Maduro dan Masa Depan Venezuela

Saprin-ZahidiOleh :
M. Syaprin Zahidi, M.A.
Dosen pada Jurusan Ilmu Hubungan Internasional Universitas Muhammadiyah Malang

Ketegangan yang meliputi Venezuela pasca bentrokan antara kubu yang pro dan anti pemerintahan Maduro mulai 4 Februari 2014 bisa dikatakan merupakan tantangan terberat bagi Maduro dalam menjalankan pemerintahannya.
Pemerintahan Venezuela sendiri dalam merespon ketegangan tersebut mengeluarkan kebijakan pengusiran pada para Diplomat AS yang ada di Venezuela pada 25 Februari 2014. Karena, Pemerintahan Venezuela mensinyalir adanya campur tangan AS dalam bentrokan yang terjadi di Venezuela tersebut. Kondisi Venezuela saat ini akhirnya memantik keingintahuan penulis mengenai bagaimana kemungkinan masa depan Venezuela dibawah kendali Maduro yang akan penulis analisis melalui sosok dari Nicolas Maduro.
Terpilihnya Nicolas Maduro pada pemilu 14 April 2013 sebagai Presiden yang menggantikan mendiang Chavez menunjukkan bahwa rakyat Venezuela tidak lupa dengan sosok Chavez.  Chavez yang selama kepemimpinannya bersama dengan dua pemimpin Amerika latin lainnya yaitu Evo Morales di Bolivia, dan Rafael Correa di Ekuador mempromosikan “sosialisme abad 21” menunjukkan kepedulian yang tinggi kepada kesejahteraan rakyatnya terutama rakyat miskin.
Kebijakan-kebijakan domestik Chavez yang pro rakyat miskin dapat dilihat dari kebijakan nasionalisasinya yang sering dilakukan. Beberapa perusahaan asing yang mengelola Sumber Daya Alam (SDA) seperti minyak dan gas bumi mau tidak mau harus rela dinasionalisasi. Kebijakan tersebutlah yang membuat Chavez makin dicintai oleh rakyatnya. Dalam konteks politik luar negeri, Chavez  juga konsisten dengan ideologi sosialisme.
Ideologi sosialisme Chavez ini terlihat dari kebijakannya yang selalu bersebrangan dengan Amerika Serikat yang dia anggap sebagai leader dari kapitalisme global. Cukup banyak sudah bentuk-bentuk kebijakan luar negeri Chavez yang membuat merah telinga para elit Amerika Serikat. Hal yang pasti tidak akan pernah kita lupakan adalah statement Chavez di hadapan Sidang Majelis Umum PBB yang menyebut Bush (mantan presiden AS) sebagai setan.

*Cuplikan Catatan*.

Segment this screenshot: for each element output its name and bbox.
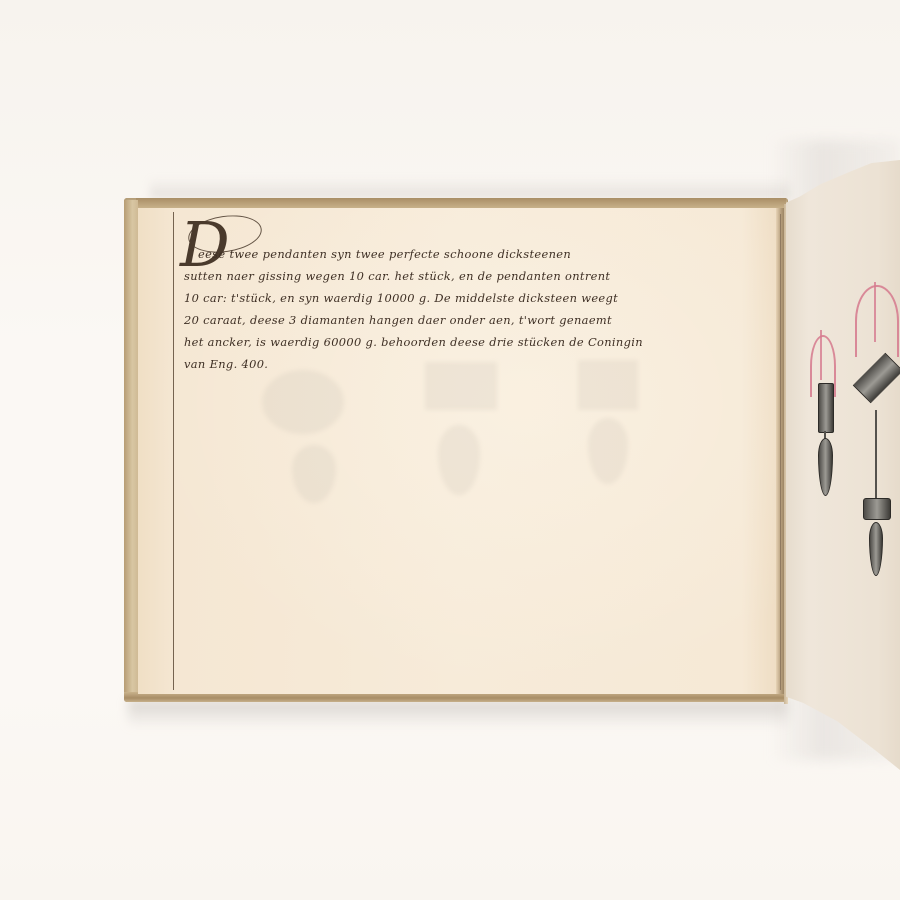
cover-top-edge	[136, 198, 786, 208]
margin-rule-line	[173, 212, 174, 690]
right-page	[786, 160, 900, 770]
table-cut-stone	[818, 383, 834, 433]
text-line: 20 caraat, deese 3 diamanten hangen daer…	[184, 309, 774, 331]
gutter-line	[780, 214, 781, 690]
cover-left-edge	[124, 200, 138, 700]
ribbon-bow-icon	[855, 285, 899, 357]
handwritten-text: eese twee pendanten syn twee perfecte sc…	[184, 243, 774, 375]
ghost-round-stone	[262, 370, 344, 434]
ribbon-tie	[820, 330, 822, 380]
jewel-stem	[875, 410, 877, 498]
book-shadow-bottom	[128, 700, 788, 728]
text-line: van Eng. 400.	[184, 353, 774, 375]
ribbon-tie	[874, 282, 876, 342]
text-line: 10 car: t'stück, en syn waerdig 10000 g.…	[184, 287, 774, 309]
rectangular-stone	[863, 498, 891, 520]
text-line: eese twee pendanten syn twee perfecte sc…	[184, 243, 774, 265]
text-line: sutten naer gissing wegen 10 car. het st…	[184, 265, 774, 287]
text-line: het ancker, is waerdig 60000 g. behoorde…	[184, 331, 774, 353]
page-shadow-top	[150, 178, 790, 198]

*Tantangan 1*. Salin persis bagian artikel tentang Maduro dari "Ideologi sosialisme Chavez" sampai "AS) sebagai setan.".
*Tantangan 2*. Menurut artikel tentang Maduro, pada tanggal berapa Pemerintah Venezuela mengusir para diplomat AS?

*Jawaban Tugas 1*.
Ideologi sosialisme Chavez ini terlihat dari kebijakannya yang selalu bersebrangan dengan Amerika Serikat yang dia anggap sebagai leader dari kapitalisme global. Cukup banyak sudah bentuk-bentuk kebijakan luar negeri Chavez yang membuat merah telinga para elit Amerika Serikat. Hal yang pasti tidak akan pernah kita lupakan adalah statement Chavez di hadapan Sidang Majelis Umum PBB yang menyebut Bush (mantan presiden AS) sebagai setan.

*Jawaban Tugas 2*. Pada 25 Februari 2014.